Short exercise: Count the lines in the material below that contain the word "being". Reply with the number alone.

Raw records:
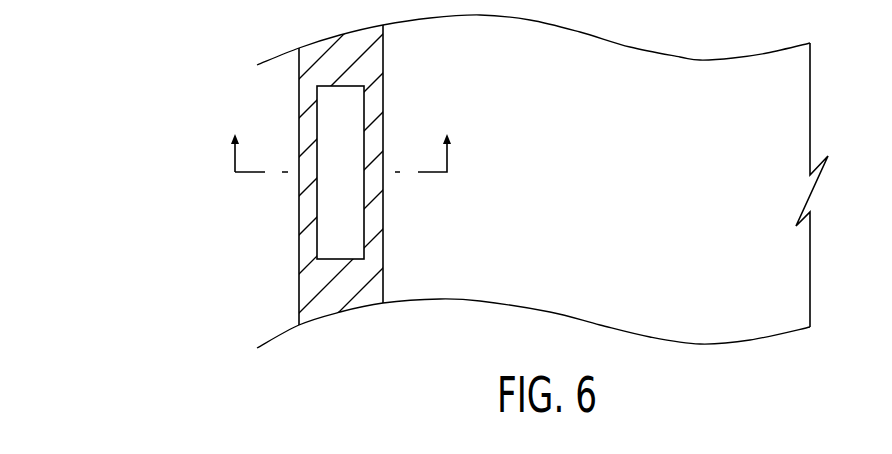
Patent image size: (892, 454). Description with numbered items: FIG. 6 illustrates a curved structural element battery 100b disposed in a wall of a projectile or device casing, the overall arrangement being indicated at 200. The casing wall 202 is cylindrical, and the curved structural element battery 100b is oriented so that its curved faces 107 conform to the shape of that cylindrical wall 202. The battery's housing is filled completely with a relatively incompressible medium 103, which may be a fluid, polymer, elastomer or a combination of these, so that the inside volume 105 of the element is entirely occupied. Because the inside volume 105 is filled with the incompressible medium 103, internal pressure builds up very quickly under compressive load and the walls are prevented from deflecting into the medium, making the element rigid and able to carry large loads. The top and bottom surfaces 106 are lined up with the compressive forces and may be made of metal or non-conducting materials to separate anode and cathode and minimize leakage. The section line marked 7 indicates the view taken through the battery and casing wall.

...

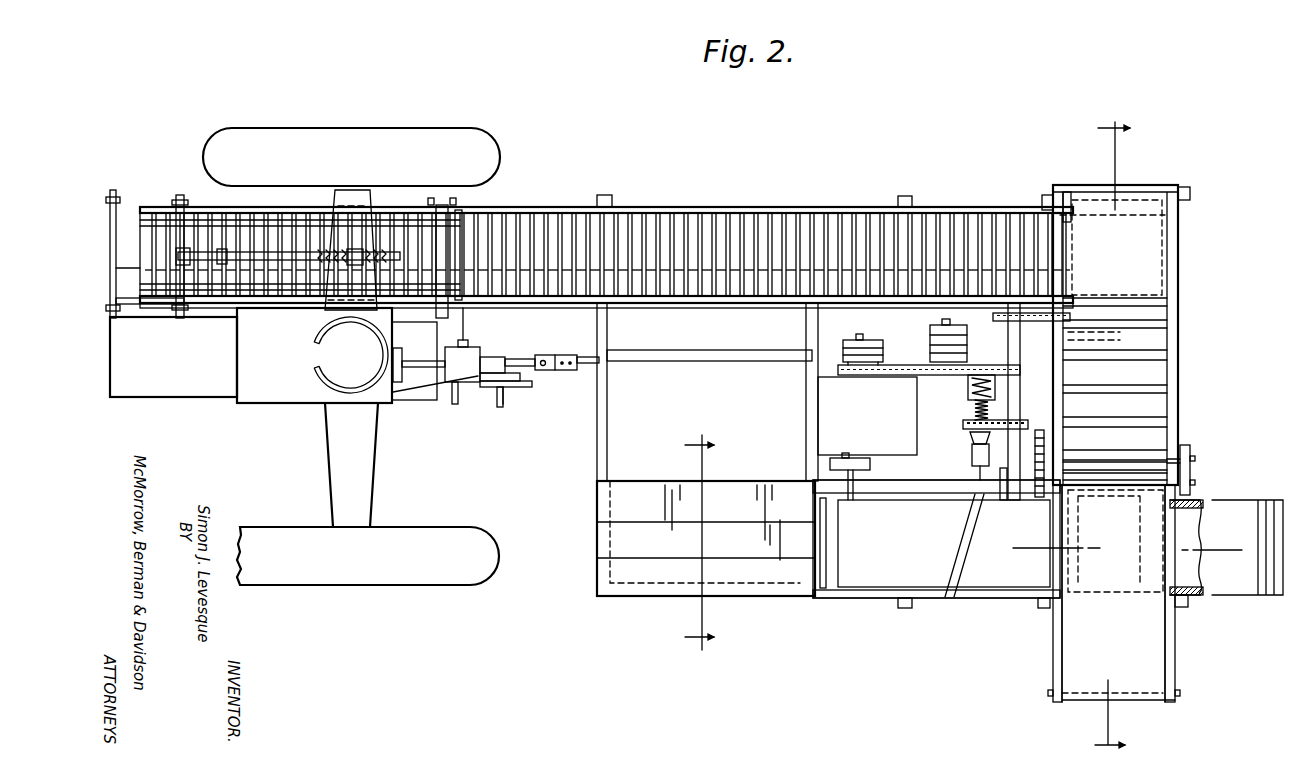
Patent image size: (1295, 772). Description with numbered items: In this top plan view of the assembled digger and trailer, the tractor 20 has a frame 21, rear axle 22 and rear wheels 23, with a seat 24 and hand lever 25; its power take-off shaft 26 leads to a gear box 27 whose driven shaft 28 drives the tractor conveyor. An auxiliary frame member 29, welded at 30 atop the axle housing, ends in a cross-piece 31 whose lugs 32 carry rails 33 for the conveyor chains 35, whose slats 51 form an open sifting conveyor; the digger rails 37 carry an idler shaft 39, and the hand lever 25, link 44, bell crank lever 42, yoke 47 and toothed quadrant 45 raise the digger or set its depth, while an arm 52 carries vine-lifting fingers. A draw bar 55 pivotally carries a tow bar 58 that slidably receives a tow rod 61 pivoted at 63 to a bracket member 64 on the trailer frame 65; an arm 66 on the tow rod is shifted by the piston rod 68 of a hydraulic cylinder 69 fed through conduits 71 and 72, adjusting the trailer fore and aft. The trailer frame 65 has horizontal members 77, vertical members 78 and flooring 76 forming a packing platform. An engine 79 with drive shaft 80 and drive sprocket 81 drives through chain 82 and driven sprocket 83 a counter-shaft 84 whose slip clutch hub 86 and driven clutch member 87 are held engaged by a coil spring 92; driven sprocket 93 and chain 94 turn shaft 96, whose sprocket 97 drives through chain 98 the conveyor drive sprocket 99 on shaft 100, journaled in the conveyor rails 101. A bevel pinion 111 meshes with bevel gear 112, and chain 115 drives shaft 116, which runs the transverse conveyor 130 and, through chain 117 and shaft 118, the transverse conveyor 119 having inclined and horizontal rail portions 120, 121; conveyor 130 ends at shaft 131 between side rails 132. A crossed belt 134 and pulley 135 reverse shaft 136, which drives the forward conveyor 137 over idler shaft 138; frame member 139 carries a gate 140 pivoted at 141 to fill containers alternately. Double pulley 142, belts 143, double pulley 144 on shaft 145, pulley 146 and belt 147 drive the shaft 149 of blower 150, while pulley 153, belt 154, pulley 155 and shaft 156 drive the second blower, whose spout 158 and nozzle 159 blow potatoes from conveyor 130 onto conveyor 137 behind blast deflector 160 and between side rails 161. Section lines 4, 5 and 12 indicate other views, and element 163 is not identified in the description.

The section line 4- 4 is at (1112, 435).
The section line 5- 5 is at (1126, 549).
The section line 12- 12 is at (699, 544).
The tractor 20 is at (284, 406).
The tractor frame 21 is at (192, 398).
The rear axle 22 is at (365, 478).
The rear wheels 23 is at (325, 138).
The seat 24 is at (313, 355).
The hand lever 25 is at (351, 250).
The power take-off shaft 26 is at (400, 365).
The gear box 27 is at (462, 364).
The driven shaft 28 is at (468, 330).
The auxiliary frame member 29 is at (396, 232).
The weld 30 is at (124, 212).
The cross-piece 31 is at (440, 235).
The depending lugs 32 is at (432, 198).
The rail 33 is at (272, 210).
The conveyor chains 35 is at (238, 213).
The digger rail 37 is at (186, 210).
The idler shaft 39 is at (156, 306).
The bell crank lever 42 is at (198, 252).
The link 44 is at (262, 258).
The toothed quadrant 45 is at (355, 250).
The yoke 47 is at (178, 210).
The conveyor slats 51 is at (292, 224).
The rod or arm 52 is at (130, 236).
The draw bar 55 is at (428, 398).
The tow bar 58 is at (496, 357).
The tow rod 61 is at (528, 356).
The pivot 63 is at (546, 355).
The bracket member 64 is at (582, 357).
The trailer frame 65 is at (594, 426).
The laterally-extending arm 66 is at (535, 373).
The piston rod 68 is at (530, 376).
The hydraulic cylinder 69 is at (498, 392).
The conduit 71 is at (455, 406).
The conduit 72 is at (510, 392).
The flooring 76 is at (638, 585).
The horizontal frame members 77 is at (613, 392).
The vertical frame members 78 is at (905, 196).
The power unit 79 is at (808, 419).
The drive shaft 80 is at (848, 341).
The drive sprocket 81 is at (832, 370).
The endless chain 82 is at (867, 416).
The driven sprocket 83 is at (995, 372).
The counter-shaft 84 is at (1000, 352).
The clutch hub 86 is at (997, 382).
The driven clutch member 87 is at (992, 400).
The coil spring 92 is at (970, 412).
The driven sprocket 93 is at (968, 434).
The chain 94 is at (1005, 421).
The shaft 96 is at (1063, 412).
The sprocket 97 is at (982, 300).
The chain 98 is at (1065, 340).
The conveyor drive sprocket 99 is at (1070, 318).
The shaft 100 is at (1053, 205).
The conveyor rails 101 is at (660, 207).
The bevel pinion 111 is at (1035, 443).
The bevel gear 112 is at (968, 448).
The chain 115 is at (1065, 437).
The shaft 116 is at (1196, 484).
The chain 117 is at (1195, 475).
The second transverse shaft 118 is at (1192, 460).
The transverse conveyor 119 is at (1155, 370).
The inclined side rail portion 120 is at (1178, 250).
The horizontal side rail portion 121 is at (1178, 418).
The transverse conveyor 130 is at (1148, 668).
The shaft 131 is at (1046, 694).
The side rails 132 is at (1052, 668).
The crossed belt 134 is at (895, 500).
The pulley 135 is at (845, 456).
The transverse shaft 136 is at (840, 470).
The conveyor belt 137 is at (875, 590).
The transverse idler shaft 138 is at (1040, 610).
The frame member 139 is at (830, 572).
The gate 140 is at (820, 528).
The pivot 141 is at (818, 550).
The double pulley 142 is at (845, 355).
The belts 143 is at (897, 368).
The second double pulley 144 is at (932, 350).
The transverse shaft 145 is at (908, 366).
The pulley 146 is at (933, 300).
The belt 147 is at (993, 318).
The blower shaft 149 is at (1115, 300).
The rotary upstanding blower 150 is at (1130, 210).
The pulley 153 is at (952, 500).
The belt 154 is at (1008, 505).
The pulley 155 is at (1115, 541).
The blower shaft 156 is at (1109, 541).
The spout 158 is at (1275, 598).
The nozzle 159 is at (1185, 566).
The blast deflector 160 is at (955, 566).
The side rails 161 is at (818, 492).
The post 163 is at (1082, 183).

* * *

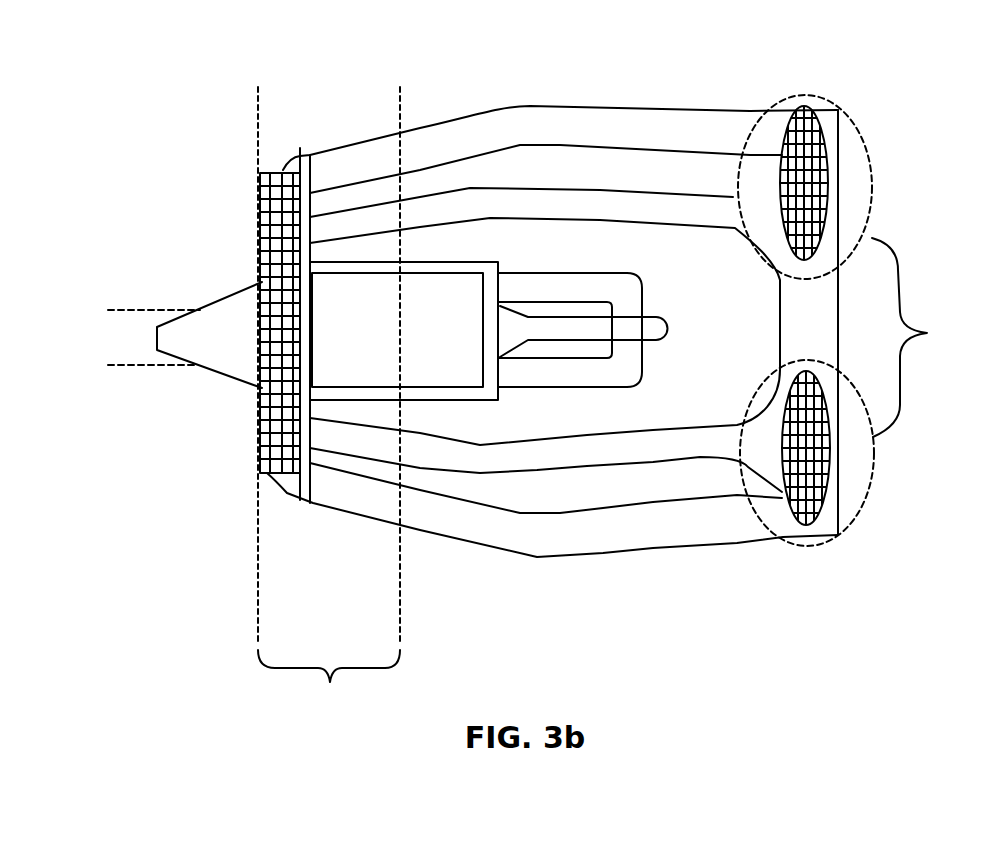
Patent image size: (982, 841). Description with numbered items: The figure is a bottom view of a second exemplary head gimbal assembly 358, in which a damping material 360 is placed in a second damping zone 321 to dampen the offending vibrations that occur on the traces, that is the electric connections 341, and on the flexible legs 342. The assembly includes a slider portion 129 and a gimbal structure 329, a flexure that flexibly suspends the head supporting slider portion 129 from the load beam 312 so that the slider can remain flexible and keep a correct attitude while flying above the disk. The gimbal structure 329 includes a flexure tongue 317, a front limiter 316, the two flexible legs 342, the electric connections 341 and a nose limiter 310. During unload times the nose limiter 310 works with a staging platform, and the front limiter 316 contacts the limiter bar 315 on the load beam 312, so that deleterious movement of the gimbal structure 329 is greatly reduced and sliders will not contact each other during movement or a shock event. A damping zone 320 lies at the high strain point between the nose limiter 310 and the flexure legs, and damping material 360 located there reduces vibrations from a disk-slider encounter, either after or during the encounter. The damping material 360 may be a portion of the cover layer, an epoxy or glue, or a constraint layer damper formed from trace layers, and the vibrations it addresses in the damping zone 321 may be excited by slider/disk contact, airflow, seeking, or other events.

Answer in full: 1